TO DO
Find every line with the string "Phys" in it, count them, and reply with that count only.

RECORDS SUPPLIED
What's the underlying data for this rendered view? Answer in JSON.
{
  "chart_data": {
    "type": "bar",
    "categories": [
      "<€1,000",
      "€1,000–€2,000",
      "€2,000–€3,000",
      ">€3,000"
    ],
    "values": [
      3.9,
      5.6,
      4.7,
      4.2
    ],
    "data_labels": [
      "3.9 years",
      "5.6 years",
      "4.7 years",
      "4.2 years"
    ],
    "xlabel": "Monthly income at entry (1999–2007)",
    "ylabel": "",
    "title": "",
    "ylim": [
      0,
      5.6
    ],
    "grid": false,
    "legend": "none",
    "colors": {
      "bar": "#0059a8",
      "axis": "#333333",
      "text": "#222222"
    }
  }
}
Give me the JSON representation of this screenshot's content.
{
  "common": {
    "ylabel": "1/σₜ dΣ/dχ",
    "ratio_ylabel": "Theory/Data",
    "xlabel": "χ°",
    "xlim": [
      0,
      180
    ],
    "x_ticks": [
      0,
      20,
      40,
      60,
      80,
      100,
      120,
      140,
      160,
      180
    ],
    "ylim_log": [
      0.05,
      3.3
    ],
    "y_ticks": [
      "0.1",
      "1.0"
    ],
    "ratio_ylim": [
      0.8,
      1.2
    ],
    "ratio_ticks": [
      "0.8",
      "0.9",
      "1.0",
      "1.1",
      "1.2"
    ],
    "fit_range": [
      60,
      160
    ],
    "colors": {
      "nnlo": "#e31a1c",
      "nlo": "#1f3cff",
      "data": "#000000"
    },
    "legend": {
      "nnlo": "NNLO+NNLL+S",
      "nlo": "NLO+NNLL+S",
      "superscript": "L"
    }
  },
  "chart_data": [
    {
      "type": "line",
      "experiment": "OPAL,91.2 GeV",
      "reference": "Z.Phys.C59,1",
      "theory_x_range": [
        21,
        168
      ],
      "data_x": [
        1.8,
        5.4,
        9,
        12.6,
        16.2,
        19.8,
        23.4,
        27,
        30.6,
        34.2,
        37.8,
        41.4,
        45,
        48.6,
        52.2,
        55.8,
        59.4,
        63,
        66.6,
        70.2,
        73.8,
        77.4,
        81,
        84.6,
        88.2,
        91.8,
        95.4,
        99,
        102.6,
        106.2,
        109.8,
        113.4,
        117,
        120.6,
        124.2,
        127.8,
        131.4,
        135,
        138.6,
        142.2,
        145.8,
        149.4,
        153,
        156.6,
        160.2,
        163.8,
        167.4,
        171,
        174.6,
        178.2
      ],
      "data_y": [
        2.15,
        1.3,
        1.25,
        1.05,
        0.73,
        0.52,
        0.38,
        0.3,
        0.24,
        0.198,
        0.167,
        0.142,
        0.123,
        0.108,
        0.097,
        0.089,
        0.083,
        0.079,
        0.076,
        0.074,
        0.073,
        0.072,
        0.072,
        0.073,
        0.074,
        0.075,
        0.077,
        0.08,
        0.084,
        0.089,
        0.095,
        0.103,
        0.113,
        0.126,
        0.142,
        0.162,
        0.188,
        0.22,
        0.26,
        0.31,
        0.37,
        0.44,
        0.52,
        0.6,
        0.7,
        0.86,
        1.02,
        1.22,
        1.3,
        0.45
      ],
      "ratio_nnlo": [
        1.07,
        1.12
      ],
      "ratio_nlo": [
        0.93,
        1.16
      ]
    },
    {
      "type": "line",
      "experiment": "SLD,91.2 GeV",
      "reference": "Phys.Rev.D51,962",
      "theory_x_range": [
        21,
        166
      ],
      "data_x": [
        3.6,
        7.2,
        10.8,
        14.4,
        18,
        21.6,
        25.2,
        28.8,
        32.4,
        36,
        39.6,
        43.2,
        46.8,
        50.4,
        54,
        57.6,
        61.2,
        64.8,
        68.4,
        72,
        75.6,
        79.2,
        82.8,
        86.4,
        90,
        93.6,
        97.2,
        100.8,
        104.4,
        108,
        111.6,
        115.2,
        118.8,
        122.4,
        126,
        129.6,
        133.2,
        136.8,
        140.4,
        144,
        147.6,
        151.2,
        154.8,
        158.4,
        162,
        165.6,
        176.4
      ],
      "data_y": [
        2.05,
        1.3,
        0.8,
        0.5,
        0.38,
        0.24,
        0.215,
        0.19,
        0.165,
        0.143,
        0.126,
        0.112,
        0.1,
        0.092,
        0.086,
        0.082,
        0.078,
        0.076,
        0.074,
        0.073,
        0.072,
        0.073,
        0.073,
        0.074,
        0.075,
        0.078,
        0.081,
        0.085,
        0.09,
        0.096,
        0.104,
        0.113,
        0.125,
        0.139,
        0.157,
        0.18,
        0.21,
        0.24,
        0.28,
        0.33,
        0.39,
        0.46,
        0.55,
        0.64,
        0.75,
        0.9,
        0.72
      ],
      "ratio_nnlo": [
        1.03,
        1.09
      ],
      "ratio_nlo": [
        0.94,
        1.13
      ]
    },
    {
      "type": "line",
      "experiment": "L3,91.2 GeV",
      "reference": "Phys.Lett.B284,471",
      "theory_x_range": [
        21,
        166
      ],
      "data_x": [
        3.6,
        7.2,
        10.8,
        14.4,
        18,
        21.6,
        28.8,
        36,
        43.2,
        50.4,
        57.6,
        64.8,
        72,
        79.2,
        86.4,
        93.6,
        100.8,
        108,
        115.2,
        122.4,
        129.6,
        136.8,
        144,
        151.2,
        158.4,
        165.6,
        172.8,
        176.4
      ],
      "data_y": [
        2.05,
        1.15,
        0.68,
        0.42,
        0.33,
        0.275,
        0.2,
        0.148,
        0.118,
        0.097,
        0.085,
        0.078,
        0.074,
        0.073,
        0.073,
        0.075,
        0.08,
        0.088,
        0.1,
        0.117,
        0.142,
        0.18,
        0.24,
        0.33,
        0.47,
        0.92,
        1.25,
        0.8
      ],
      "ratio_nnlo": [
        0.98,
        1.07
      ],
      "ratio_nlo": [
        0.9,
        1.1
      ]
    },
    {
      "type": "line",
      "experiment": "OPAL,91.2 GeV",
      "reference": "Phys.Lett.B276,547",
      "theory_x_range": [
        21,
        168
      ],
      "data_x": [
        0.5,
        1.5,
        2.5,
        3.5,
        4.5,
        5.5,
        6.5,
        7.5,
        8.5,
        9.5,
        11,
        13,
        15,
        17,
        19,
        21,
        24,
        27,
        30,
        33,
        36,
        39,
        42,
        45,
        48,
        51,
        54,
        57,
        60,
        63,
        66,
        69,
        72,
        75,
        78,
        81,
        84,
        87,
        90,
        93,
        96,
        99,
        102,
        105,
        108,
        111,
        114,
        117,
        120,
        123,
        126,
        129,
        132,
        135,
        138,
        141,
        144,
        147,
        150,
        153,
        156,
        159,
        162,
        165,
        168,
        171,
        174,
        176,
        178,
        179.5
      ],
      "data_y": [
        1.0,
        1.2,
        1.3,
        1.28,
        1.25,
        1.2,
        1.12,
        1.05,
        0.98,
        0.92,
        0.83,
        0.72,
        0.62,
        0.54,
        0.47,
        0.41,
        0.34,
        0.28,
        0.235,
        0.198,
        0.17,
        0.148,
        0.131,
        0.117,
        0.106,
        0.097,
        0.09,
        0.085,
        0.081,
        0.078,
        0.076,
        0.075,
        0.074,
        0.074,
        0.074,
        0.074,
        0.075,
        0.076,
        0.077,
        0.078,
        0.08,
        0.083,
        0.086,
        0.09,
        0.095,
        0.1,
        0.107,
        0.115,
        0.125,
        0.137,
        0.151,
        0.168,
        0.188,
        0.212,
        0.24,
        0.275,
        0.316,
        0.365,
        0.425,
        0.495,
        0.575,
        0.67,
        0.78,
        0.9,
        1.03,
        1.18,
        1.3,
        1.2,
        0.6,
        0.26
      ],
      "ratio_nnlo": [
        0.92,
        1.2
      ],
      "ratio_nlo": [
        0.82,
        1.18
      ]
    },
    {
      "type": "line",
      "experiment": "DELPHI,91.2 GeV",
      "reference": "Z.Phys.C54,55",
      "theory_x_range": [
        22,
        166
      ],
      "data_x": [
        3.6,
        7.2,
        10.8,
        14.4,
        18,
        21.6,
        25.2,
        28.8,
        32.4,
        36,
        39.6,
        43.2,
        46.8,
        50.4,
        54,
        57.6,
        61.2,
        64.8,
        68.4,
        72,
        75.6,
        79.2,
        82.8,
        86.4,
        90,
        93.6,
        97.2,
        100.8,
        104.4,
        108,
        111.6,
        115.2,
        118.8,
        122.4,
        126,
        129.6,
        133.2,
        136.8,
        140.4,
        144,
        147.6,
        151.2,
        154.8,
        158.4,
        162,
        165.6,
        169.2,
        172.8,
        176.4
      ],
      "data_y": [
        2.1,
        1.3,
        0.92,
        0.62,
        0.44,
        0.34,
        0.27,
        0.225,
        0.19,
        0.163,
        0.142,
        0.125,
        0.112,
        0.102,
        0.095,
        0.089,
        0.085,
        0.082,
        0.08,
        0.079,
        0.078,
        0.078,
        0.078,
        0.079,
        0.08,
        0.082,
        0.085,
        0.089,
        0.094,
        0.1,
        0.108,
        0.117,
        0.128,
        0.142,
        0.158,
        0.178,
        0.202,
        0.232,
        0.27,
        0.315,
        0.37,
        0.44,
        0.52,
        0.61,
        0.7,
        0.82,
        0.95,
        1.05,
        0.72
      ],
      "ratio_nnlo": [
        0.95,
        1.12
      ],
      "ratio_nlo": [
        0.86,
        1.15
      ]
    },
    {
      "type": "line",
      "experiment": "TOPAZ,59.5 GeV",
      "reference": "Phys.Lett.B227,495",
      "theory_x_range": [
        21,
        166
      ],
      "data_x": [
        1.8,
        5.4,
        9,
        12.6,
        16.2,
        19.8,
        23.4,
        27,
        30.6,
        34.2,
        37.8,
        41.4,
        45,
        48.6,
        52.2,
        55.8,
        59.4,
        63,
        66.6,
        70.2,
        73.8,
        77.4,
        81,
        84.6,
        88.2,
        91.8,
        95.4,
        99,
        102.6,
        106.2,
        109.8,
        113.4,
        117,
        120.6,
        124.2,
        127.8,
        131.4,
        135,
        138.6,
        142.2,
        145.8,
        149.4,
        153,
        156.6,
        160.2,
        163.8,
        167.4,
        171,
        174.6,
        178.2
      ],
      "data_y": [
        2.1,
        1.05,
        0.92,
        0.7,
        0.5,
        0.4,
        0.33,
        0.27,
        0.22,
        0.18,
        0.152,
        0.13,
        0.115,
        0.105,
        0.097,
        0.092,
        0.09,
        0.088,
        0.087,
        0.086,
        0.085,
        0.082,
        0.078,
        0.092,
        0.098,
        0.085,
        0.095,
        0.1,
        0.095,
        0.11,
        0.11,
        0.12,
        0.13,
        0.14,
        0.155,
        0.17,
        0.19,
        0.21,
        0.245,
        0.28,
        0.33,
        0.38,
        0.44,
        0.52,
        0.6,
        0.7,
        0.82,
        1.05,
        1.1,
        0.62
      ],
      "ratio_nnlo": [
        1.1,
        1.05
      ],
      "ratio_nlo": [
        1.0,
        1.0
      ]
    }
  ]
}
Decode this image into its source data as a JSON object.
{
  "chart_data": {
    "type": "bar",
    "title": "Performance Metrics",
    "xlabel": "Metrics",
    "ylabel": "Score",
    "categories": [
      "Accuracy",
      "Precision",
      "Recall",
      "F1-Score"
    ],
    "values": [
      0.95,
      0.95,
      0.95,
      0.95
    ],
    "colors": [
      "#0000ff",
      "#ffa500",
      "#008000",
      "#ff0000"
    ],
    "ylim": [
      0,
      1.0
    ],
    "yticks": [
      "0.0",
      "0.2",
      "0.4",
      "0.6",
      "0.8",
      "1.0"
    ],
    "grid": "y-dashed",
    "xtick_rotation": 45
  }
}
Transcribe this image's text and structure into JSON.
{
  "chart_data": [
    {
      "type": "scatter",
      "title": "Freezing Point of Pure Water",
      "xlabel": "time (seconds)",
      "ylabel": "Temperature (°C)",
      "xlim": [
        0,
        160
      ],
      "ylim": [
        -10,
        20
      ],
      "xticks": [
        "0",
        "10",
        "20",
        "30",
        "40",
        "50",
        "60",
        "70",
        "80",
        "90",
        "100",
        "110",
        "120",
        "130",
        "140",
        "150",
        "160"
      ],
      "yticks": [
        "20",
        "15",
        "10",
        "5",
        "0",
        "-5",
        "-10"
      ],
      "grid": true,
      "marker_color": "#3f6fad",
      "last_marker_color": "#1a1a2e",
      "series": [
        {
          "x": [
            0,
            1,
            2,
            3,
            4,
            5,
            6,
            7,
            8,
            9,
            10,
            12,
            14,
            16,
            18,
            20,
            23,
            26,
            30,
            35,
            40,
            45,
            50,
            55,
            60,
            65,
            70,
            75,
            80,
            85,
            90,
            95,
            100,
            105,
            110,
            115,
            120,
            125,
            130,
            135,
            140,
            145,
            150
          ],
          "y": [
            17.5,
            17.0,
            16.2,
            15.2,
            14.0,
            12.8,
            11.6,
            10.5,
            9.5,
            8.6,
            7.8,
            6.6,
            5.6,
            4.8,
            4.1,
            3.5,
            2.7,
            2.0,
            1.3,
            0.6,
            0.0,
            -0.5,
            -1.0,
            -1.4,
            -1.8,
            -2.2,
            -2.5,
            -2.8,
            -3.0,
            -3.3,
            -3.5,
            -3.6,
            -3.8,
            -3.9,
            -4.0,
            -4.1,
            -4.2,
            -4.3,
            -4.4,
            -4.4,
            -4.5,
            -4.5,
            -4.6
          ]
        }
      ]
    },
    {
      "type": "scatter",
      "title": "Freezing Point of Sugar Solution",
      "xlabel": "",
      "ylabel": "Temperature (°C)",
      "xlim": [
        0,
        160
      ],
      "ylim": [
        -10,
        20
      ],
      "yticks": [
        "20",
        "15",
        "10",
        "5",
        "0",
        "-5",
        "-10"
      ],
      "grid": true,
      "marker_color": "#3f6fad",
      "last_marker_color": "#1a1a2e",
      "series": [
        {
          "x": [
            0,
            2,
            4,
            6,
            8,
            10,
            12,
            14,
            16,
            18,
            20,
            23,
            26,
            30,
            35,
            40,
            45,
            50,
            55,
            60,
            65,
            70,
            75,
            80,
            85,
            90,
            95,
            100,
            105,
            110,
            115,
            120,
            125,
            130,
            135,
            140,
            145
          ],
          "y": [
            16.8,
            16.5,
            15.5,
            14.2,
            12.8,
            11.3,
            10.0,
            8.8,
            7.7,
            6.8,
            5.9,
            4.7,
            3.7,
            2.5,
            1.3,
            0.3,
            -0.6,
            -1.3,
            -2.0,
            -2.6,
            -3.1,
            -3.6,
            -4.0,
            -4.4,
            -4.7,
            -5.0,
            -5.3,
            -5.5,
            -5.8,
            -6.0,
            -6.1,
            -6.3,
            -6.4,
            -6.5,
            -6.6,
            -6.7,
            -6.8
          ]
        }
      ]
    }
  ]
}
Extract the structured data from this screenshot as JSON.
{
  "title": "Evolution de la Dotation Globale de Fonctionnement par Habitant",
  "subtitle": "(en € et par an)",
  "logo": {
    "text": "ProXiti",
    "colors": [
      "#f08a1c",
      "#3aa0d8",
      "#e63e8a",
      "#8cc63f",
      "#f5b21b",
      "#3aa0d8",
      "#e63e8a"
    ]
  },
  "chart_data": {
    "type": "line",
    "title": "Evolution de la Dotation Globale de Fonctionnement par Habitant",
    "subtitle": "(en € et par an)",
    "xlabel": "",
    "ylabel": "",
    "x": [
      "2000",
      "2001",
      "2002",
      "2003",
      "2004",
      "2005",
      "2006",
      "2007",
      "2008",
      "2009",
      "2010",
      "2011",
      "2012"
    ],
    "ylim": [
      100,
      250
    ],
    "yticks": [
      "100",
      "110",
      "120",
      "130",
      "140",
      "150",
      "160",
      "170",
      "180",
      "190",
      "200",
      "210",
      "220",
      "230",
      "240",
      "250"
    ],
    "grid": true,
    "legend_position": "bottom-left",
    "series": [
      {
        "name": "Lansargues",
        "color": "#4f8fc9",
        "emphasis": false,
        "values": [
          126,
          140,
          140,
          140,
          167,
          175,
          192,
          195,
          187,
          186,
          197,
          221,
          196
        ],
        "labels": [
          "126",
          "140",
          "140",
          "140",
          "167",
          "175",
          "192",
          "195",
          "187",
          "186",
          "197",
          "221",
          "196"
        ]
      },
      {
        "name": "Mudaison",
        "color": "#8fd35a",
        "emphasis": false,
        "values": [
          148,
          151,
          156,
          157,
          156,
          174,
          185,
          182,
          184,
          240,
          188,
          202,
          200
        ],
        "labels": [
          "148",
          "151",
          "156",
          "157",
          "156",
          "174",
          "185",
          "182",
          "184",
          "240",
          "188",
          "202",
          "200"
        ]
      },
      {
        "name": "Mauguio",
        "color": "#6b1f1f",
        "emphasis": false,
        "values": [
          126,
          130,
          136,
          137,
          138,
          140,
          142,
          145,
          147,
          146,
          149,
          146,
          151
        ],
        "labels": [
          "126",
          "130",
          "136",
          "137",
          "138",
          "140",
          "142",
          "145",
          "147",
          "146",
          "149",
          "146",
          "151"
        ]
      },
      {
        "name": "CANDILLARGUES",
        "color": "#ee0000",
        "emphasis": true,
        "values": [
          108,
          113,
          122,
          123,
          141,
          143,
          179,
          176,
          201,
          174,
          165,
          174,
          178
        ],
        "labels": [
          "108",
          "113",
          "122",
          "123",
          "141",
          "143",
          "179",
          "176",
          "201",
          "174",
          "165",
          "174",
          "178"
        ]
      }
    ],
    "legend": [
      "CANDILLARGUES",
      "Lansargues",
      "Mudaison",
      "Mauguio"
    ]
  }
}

FINAL RESULT
6